_Data for the task_
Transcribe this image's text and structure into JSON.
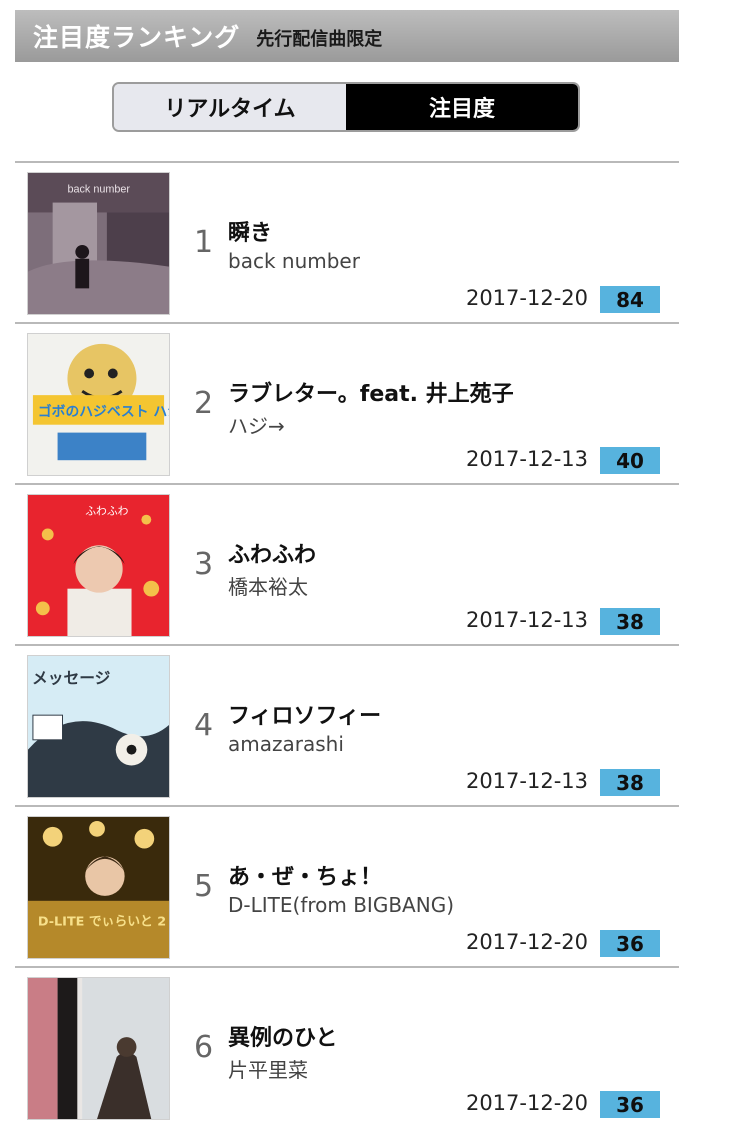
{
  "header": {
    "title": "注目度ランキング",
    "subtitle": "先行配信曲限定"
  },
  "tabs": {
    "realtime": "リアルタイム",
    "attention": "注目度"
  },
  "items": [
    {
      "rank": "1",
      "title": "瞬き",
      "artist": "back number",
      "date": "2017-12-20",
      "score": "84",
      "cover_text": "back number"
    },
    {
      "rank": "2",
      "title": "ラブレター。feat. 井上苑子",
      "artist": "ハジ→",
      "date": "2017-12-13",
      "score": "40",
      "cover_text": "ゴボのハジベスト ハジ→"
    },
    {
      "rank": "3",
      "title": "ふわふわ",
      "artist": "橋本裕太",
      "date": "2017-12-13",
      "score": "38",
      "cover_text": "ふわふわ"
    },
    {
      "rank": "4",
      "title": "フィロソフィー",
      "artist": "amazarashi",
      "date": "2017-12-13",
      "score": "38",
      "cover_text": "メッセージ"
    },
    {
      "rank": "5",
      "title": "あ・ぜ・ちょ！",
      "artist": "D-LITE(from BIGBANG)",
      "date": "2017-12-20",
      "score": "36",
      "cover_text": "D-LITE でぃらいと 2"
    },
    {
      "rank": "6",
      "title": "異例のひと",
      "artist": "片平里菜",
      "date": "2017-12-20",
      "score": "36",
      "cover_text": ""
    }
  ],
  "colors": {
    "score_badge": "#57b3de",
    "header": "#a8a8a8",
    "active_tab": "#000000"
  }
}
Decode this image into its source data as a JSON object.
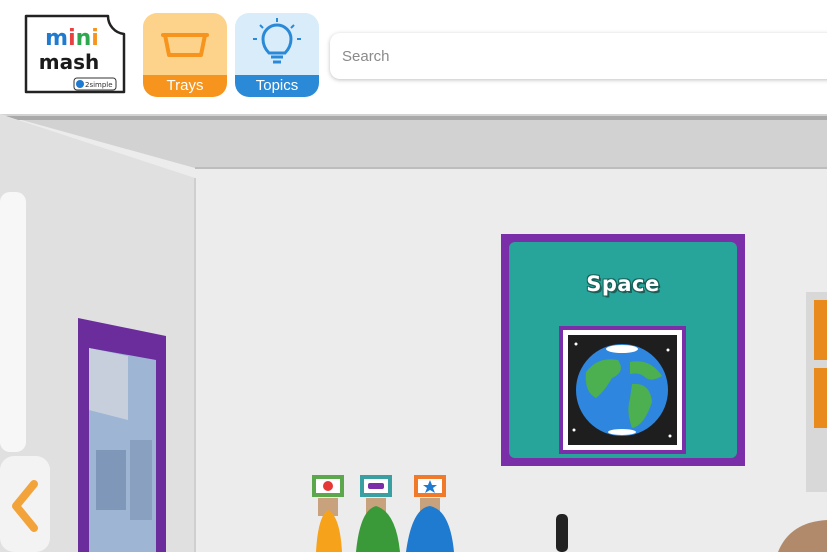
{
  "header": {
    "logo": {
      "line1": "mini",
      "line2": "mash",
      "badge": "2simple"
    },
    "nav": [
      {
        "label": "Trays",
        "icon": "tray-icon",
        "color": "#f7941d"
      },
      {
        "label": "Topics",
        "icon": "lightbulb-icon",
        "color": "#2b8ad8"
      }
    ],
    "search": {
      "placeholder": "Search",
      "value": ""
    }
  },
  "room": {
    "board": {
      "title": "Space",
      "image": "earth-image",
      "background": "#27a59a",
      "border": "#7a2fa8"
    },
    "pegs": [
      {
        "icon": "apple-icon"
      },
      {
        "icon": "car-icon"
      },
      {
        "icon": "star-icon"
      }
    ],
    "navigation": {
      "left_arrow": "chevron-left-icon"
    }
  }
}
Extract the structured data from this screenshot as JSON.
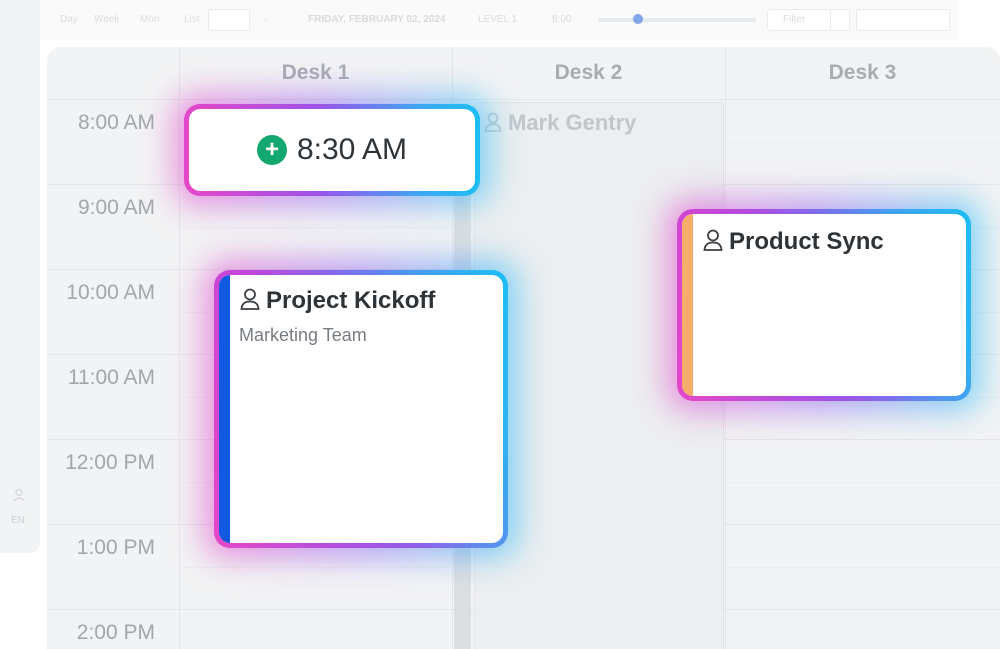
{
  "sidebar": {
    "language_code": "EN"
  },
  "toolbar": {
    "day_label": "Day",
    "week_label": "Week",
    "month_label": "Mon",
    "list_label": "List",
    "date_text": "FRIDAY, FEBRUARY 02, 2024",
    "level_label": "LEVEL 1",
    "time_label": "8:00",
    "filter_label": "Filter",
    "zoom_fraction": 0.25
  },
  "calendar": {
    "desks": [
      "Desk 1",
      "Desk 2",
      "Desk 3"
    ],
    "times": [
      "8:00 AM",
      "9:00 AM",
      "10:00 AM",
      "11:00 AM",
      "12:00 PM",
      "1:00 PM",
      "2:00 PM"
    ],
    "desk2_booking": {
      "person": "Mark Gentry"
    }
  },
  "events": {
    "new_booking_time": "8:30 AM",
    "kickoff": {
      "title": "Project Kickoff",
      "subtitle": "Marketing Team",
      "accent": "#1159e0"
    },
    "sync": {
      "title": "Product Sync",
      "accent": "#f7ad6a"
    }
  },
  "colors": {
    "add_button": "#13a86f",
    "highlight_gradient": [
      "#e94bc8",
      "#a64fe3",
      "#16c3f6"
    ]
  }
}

_Work required_
Pull every line containing "rank" from the data.

_Written solution_
      "rank": "1",
      "rank": "2",
      "rank": "3",
      "rank": "4",
      "rank": "5",
      "rank": "6",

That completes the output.